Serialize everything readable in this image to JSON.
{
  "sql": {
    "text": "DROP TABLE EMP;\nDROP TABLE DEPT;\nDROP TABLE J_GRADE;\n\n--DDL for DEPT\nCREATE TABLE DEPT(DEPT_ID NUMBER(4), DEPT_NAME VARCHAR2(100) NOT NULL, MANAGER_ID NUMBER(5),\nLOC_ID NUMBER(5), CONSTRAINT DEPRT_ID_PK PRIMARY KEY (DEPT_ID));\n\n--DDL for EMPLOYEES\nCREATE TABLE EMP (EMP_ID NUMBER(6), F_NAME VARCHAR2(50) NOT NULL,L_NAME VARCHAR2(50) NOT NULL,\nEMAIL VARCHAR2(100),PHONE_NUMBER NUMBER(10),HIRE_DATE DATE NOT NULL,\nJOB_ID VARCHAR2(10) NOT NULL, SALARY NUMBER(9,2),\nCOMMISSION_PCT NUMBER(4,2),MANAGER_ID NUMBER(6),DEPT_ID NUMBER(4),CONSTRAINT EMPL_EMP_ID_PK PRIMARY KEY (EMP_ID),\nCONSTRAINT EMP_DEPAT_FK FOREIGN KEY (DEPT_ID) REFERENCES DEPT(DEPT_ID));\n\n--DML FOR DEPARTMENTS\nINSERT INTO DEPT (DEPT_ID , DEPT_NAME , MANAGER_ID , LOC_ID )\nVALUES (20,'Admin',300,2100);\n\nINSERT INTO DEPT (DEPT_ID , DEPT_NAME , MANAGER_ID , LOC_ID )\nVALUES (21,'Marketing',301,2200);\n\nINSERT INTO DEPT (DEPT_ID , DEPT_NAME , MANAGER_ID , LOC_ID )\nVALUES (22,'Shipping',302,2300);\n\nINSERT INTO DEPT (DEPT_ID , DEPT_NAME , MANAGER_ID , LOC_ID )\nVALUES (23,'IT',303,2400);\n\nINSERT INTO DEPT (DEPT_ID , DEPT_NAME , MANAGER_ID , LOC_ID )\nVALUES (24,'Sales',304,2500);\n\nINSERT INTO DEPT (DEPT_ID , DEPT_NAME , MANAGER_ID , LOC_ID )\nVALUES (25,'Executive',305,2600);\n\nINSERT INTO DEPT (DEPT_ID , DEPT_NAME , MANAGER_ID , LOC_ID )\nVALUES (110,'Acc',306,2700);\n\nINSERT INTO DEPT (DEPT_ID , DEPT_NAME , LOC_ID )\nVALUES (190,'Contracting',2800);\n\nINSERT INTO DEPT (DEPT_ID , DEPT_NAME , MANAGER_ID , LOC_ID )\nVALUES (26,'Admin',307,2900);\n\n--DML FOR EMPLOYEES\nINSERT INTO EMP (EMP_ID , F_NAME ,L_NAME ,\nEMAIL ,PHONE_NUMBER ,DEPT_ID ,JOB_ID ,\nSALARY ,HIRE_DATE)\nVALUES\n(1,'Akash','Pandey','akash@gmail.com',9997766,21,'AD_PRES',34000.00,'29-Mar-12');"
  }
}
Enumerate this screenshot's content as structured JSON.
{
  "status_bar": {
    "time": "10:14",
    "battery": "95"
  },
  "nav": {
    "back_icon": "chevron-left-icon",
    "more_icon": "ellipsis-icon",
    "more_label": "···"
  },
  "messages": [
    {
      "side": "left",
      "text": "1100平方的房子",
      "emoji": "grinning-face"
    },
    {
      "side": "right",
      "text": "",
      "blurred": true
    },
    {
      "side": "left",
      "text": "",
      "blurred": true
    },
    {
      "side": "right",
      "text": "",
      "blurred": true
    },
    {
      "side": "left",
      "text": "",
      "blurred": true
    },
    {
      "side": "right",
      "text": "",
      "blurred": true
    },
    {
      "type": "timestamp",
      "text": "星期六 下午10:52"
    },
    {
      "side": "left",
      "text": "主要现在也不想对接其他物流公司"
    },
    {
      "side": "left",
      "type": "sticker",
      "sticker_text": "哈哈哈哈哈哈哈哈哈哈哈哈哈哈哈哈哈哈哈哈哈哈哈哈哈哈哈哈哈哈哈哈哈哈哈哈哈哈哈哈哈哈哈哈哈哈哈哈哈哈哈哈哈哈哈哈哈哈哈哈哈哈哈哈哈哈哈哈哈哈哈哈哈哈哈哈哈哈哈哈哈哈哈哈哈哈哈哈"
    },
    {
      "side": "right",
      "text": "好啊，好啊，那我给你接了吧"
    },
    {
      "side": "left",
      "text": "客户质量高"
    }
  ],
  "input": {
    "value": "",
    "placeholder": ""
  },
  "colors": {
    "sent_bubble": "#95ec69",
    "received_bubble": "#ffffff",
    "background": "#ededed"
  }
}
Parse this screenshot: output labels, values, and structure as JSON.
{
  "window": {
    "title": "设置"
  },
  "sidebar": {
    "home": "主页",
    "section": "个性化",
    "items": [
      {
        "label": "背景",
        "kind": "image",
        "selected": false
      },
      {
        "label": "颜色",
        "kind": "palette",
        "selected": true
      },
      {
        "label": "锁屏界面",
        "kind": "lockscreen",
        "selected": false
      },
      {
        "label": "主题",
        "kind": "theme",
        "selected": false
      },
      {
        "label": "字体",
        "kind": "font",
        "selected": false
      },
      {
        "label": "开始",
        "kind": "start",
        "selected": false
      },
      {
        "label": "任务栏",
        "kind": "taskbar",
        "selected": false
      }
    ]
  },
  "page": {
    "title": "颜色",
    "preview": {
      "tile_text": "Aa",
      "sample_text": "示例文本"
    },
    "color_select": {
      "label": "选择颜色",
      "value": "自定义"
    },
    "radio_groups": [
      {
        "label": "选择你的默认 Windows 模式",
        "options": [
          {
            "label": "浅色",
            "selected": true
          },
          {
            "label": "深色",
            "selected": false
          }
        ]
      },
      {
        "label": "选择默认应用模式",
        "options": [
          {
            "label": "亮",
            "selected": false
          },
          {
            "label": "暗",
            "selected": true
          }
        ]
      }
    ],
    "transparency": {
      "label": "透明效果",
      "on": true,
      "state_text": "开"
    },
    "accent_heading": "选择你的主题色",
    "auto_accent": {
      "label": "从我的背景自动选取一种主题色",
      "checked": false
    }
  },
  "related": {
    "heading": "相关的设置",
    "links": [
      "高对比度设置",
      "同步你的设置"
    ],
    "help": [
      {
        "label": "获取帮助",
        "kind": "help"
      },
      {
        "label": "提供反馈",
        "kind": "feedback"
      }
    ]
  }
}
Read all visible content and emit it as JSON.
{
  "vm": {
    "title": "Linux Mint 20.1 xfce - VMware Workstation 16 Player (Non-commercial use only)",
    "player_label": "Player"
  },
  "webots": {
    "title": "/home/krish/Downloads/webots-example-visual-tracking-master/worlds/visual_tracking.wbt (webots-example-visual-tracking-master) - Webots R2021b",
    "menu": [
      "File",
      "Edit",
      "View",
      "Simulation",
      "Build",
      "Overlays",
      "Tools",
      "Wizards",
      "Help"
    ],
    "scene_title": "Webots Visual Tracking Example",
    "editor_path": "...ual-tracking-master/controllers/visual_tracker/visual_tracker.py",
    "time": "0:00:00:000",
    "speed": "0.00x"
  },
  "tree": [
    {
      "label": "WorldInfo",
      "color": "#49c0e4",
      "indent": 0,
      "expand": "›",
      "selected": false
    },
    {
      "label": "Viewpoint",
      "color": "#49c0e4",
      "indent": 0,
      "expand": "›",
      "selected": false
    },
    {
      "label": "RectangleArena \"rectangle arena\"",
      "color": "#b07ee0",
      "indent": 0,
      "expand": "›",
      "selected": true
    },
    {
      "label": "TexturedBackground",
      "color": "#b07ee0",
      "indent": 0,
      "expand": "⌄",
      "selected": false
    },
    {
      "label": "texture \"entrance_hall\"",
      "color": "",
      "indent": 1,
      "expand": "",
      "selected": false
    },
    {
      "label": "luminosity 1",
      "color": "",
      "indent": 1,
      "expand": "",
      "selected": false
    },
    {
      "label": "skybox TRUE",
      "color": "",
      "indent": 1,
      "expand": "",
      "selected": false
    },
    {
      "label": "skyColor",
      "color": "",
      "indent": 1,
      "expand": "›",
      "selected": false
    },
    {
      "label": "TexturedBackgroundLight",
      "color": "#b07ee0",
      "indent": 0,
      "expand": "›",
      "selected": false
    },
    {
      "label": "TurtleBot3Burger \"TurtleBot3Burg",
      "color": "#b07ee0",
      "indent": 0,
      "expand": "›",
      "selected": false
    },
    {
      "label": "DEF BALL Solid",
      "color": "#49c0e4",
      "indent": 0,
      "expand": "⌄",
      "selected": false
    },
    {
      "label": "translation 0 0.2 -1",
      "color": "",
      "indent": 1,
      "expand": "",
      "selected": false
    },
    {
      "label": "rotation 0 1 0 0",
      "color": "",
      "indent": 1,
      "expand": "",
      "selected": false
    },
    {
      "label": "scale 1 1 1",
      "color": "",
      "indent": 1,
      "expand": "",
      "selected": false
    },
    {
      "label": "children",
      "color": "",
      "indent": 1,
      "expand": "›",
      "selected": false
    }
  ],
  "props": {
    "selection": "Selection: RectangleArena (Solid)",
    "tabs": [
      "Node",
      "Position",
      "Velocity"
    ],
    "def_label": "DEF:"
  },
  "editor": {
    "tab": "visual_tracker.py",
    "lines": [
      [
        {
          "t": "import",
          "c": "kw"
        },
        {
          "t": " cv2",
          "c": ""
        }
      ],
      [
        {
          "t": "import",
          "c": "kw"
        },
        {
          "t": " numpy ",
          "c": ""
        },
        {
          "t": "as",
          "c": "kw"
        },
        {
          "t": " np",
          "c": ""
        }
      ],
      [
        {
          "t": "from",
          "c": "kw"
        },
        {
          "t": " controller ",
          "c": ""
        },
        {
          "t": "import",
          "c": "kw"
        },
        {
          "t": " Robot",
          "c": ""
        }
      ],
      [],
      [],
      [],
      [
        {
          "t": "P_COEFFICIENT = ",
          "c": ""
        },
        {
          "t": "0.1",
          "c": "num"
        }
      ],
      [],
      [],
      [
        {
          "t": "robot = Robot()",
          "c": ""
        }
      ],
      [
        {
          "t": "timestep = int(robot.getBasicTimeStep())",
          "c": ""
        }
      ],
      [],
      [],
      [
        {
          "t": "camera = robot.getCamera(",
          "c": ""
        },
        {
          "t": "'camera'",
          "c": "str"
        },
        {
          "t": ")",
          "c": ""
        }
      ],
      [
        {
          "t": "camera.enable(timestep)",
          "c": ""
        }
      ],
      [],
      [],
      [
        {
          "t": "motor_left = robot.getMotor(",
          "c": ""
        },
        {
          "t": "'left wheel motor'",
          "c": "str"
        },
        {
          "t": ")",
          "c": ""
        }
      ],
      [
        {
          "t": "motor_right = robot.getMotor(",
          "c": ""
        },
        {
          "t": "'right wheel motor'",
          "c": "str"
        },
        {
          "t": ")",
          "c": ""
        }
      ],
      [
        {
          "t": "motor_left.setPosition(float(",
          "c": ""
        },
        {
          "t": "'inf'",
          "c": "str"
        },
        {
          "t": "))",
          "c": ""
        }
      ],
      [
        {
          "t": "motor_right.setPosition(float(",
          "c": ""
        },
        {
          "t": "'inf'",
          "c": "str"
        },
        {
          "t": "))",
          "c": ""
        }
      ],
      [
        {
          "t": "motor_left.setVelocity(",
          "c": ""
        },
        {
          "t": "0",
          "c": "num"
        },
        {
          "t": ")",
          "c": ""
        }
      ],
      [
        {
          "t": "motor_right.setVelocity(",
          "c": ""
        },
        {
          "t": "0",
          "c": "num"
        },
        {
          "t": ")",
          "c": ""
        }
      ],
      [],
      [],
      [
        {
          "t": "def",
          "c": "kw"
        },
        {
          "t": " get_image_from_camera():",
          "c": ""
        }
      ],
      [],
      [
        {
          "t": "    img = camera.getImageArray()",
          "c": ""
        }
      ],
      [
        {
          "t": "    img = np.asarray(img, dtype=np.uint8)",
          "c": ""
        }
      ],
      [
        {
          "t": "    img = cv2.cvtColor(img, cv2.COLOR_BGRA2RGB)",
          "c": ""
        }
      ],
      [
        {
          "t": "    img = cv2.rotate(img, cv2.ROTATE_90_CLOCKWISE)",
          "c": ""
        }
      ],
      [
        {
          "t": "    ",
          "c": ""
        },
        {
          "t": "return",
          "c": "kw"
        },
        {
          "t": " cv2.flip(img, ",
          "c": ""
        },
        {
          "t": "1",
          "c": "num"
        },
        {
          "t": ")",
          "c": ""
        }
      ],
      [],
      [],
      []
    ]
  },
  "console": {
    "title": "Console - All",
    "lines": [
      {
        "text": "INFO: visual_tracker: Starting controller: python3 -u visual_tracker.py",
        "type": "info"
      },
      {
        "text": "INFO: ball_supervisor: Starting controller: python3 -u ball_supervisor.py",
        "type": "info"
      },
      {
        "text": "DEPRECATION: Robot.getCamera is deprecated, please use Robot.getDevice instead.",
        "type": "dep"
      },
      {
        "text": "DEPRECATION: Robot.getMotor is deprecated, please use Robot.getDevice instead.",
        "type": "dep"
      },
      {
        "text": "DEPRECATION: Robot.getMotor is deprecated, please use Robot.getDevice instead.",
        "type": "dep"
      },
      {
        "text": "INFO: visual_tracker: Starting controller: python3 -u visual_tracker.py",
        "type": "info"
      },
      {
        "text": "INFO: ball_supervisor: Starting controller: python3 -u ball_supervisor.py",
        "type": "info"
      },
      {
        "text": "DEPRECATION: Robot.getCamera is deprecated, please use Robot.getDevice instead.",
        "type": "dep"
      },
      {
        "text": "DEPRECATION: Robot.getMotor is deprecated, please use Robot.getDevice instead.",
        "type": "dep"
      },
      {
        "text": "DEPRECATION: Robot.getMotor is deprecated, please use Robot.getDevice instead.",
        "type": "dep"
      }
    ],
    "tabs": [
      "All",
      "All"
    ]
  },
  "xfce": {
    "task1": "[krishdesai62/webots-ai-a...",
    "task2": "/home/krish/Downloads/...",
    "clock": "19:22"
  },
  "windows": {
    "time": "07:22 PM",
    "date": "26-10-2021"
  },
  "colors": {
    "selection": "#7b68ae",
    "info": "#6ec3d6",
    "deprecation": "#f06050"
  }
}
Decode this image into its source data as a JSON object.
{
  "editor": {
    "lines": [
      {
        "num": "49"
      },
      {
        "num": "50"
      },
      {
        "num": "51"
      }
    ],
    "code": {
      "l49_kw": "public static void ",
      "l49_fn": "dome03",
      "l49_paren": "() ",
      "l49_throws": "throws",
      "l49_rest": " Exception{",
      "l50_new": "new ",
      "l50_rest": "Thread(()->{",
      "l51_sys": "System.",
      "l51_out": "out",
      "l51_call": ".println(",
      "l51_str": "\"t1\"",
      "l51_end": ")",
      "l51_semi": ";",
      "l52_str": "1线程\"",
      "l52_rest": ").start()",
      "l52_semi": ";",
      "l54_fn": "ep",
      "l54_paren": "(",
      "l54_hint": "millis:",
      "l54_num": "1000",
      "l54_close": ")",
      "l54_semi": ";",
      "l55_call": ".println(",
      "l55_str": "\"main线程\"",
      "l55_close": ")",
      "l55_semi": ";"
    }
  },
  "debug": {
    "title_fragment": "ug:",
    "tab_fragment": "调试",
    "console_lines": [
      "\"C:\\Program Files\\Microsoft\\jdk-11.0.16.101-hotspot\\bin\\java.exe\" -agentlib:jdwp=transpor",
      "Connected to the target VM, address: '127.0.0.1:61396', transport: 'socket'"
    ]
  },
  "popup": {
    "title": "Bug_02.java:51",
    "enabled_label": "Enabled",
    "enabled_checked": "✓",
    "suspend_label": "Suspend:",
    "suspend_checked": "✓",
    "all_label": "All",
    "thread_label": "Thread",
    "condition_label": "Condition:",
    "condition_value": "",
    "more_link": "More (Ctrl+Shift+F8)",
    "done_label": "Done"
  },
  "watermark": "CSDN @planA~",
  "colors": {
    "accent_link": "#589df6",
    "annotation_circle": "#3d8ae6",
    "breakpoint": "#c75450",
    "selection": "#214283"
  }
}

§ §

EXERCISE — Of the lines in the entries above, how many include "timestep"? Only the number should be given.

TASK SOLUTION — 2